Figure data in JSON
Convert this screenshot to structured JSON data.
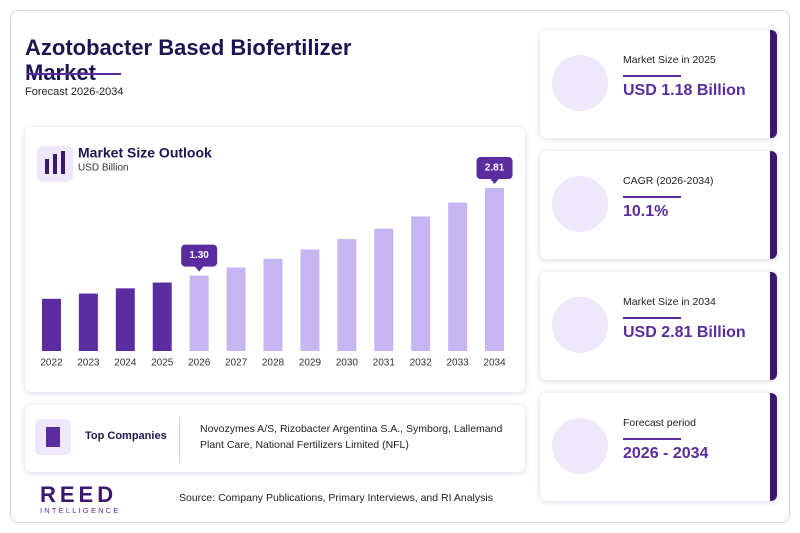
{
  "header": {
    "title": "Azotobacter Based Biofertilizer Market",
    "subtitle": "Forecast 2026-2034"
  },
  "chart_data": {
    "type": "bar",
    "title": "Market Size Outlook",
    "subtitle": "USD Billion",
    "categories": [
      "2022",
      "2023",
      "2024",
      "2025",
      "2026",
      "2027",
      "2028",
      "2029",
      "2030",
      "2031",
      "2032",
      "2033",
      "2034"
    ],
    "values": [
      0.9,
      0.99,
      1.08,
      1.18,
      1.3,
      1.44,
      1.59,
      1.75,
      1.93,
      2.11,
      2.32,
      2.56,
      2.81
    ],
    "value_labels": [
      null,
      null,
      null,
      null,
      "1.30",
      null,
      null,
      null,
      null,
      null,
      null,
      null,
      "2.81"
    ],
    "colors": [
      "#5a2ca0",
      "#5a2ca0",
      "#5a2ca0",
      "#5a2ca0",
      "#c7b5f1",
      "#c7b5f1",
      "#c7b5f1",
      "#c7b5f1",
      "#c7b5f1",
      "#c7b5f1",
      "#c7b5f1",
      "#c7b5f1",
      "#c7b5f1"
    ],
    "ylim": [
      0,
      3
    ]
  },
  "companies": {
    "label": "Top Companies",
    "text": "Novozymes A/S, Rizobacter Argentina S.A., Symborg, Lallemand Plant Care, National Fertilizers Limited (NFL)"
  },
  "stats": [
    {
      "label": "Market Size in 2025",
      "value": "USD 1.18 Billion"
    },
    {
      "label": "CAGR (2026-2034)",
      "value": "10.1%"
    },
    {
      "label": "Market Size in 2034",
      "value": "USD 2.81 Billion"
    },
    {
      "label": "Forecast period",
      "value": "2026 - 2034"
    }
  ],
  "source": "Source: Company Publications, Primary Interviews, and RI Analysis",
  "logo": {
    "name": "REED",
    "tagline": "INTELLIGENCE"
  }
}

## Goal
Copy out all of the data word for word. Do not carry over any picture.

## Response
Convert this screenshot to structured JSON data.
{
  "header": {
    "title": "Azotobacter Based Biofertilizer Market",
    "subtitle": "Forecast 2026-2034"
  },
  "chart_data": {
    "type": "bar",
    "title": "Market Size Outlook",
    "subtitle": "USD Billion",
    "categories": [
      "2022",
      "2023",
      "2024",
      "2025",
      "2026",
      "2027",
      "2028",
      "2029",
      "2030",
      "2031",
      "2032",
      "2033",
      "2034"
    ],
    "values": [
      0.9,
      0.99,
      1.08,
      1.18,
      1.3,
      1.44,
      1.59,
      1.75,
      1.93,
      2.11,
      2.32,
      2.56,
      2.81
    ],
    "value_labels": [
      null,
      null,
      null,
      null,
      "1.30",
      null,
      null,
      null,
      null,
      null,
      null,
      null,
      "2.81"
    ],
    "colors": [
      "#5a2ca0",
      "#5a2ca0",
      "#5a2ca0",
      "#5a2ca0",
      "#c7b5f1",
      "#c7b5f1",
      "#c7b5f1",
      "#c7b5f1",
      "#c7b5f1",
      "#c7b5f1",
      "#c7b5f1",
      "#c7b5f1",
      "#c7b5f1"
    ],
    "ylim": [
      0,
      3
    ]
  },
  "companies": {
    "label": "Top Companies",
    "text": "Novozymes A/S, Rizobacter Argentina S.A., Symborg, Lallemand Plant Care, National Fertilizers Limited (NFL)"
  },
  "stats": [
    {
      "label": "Market Size in 2025",
      "value": "USD 1.18 Billion"
    },
    {
      "label": "CAGR (2026-2034)",
      "value": "10.1%"
    },
    {
      "label": "Market Size in 2034",
      "value": "USD 2.81 Billion"
    },
    {
      "label": "Forecast period",
      "value": "2026 - 2034"
    }
  ],
  "source": "Source: Company Publications, Primary Interviews, and RI Analysis",
  "logo": {
    "name": "REED",
    "tagline": "INTELLIGENCE"
  }
}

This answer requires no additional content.